(7) Les expositions scientifiques de bande dessinée

Avant de commencer mon article, une petite publicité pour le colloque organisé par les étudiants du master bande dessinée de l’Ecole européenne supérieure de l’image d’Angoulême. Elle a pour titre Spectres ! et s’intéresse donc à la représentation du spectre dans la bande dessinée. C’est à Angoulême, et on trouve parmi les intervenants Thierry Groensteen et Thierry Smolderen.

Mais revenons à nos propres fantômes…

J’avais décrit, il y a quelques semaines, l’exposition en cours au Centre d’histoire de la Résistance Traits résistants comme une exposition « d’un genre nouveau », arguant du fait qu’elle fasse appel à des méthodes assez originales dans le cadre des expositions de bande dessinée, en particulier l’appel à des universitaires et la publication d’un catalogue scientifique. C’est que j’avais en tête l’article d’aujourd’hui qui, dans le cadre de ma série « exposer la bande dessinée à travers les âges », s’intéresse cette fois aux expositions scientifiques, avec comme titre-choc : les expositions scientifiques, grandes oubliées des discours sur la bande dessinée.

————————

[Exercices]:
A. Répondez aux questions suivantes à partir de l'extrait sur les expositions de bande dessinée.
(i) Quel est le titre du colloque organisé par les étudiants du master bande dessinée ?
(ii) Dans quel lieu se tient l'exposition Traits résistants ?
(iii) Quel est le nom de la série d'articles dans laquelle s'inscrit cet article ?
B. Dans l'extrait sur les expositions de bande dessinée, réécrivez plus brièvement le paragraphe qui commence par « Avant de commencer mon article » en conservant ses principales informations.
C. Rédigez la suite de l'extrait sur les expositions scientifiques de bande dessinée à partir de sa dernière phrase.

[Lignes de données]:
————————

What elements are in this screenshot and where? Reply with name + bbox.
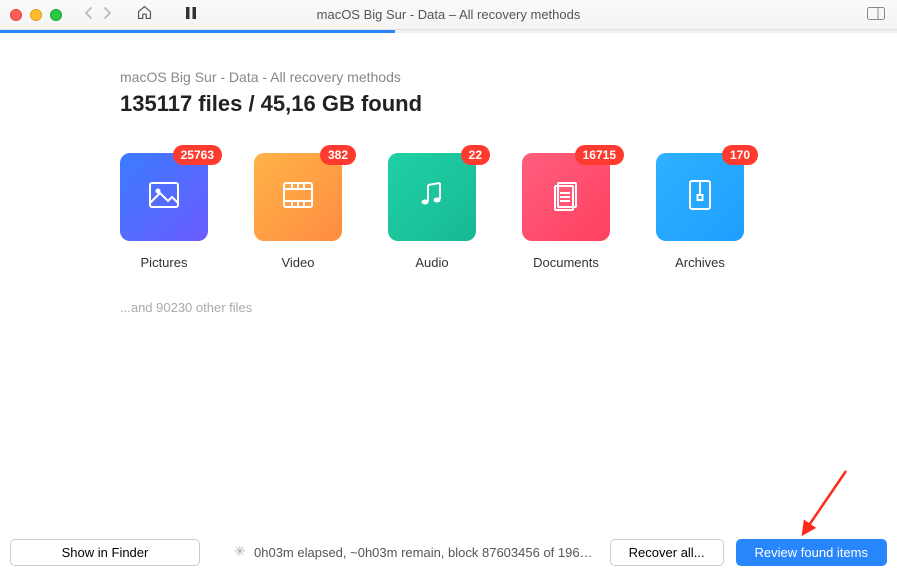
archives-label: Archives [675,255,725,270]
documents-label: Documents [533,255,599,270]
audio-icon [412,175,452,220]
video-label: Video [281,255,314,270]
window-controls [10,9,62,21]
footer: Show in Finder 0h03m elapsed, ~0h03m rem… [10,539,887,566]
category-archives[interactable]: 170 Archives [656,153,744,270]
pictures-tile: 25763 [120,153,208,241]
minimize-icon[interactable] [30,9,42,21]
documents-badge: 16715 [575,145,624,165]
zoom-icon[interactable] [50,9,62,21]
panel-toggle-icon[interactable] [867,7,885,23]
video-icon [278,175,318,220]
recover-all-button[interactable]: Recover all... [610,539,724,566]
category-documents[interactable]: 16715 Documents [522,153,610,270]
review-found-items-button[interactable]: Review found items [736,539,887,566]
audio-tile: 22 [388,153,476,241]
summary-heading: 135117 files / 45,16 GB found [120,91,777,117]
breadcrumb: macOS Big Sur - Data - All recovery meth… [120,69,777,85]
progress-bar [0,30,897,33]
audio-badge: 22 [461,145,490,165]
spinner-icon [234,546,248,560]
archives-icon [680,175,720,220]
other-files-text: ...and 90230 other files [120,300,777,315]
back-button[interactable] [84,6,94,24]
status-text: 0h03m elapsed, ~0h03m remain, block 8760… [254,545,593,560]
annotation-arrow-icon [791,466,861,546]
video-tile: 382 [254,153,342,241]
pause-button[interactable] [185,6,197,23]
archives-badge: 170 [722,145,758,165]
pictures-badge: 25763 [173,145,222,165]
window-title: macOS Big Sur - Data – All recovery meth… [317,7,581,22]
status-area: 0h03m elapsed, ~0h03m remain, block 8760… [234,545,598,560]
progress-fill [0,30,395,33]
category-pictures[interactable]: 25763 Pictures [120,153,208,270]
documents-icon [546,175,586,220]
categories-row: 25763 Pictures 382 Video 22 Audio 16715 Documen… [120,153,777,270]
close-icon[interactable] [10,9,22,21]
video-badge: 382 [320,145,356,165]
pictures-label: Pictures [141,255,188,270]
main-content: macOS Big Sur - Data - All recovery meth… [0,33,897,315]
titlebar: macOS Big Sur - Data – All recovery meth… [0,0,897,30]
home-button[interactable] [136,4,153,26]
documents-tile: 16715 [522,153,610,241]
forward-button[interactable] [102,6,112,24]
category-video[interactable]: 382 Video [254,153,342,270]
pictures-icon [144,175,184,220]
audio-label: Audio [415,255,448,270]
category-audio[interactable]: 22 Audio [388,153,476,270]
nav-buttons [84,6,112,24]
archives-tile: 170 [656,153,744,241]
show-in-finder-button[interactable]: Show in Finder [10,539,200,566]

————————

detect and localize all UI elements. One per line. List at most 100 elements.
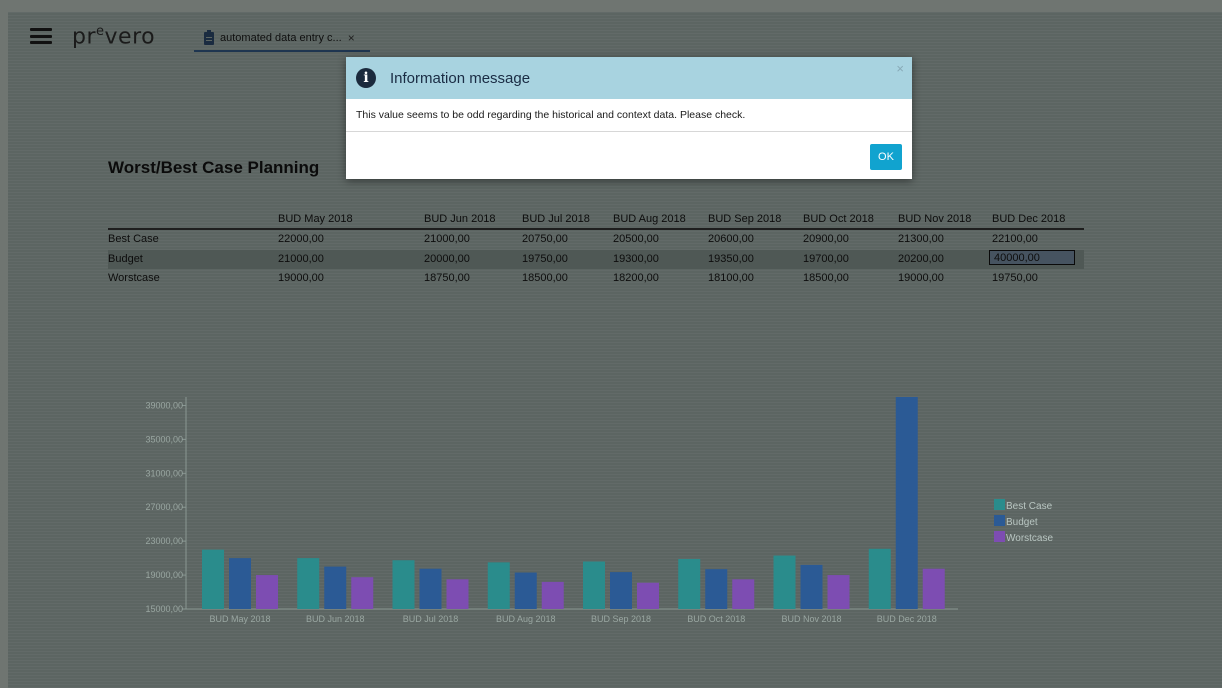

————————

[Réponses finales]:
A.
(i) Spectres !
(ii) Au Centre d'histoire de la Résistance.
(iii) « exposer la bande dessinée à travers les âges »

B. Les étudiants du master bande dessinée de l'Ecole européenne supérieure de l'image d'Angoulême organisent à Angoulême le colloque Spectres !, consacré à la représentation du spectre dans la bande dessinée. Thierry Groensteen et Thierry Smolderen figurent parmi les intervenants.

C.
L’occasion de voir un peu ce qu’on peut entendre par « exposition scientifique », pourquoi ce type d’exposition manque, et ce qui la différencie des autres. Juste une précision préalable : mon propos n’est pas du tout de transformer toutes les expositions de bande dessinée en expositions scientifiques, mais simplement de questionner un type de présentation présent dans d’autres arts, absent dans le nôtre.

Exposition scientifique : un modèle extérieur à la bande dessinée
Qu’est-ce que j’entends par « exposition scientifique », me direz-vous ? Je l’envisage ici comme un type d’exposition (comme j’ai défini lors de mon précédent article « l’exposition hyperscénographiée ») qui comporte quelques caractéristiques spécifiques, identifiées par référence à des expositions assez courantes dans le milieu des Beaux-Arts notamment. Un certain nombre d’expositions que l’on trouve au Louvre, au Centre Pompidou, au museum d’histoire naturelle de Paris, au musée de la Renaissance d’Ecouen, pour ne citer que quelques exemples dans des domaines assez variés, peuvent être qualifiées d’expositions scientifiques. Elles contiennent, dans leur intention et leur réalisation, une double caractéristique que n’ont pas d’autres types d’expositions.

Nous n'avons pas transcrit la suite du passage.